● TASK TO CARRY OUT:
Comb through the entries for "Marquette" and pull out each line that holds it.

● Dataset records:
==========

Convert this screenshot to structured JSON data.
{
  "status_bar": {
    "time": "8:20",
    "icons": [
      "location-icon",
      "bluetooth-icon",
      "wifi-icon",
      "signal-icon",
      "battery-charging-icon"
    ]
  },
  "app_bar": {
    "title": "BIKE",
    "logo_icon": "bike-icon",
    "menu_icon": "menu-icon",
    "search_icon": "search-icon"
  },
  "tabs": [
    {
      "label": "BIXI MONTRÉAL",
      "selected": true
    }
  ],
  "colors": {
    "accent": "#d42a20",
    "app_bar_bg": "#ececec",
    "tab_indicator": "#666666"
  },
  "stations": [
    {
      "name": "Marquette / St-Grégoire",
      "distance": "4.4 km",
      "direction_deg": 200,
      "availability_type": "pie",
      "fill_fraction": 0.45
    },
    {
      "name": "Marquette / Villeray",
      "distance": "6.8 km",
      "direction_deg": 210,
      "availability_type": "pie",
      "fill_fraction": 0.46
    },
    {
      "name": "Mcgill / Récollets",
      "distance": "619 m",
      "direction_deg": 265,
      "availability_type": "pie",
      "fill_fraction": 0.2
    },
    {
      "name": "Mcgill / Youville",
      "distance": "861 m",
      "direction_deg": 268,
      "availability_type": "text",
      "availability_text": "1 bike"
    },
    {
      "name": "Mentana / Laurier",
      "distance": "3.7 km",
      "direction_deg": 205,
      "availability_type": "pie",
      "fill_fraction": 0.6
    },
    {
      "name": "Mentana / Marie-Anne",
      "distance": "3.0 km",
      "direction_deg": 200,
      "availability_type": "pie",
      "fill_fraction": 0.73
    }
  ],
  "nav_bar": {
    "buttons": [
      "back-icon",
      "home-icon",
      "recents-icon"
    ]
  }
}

==========

● EXPECTED ANSWER:
      "name": "Marquette / St-Grégoire",
      "name": "Marquette / Villeray",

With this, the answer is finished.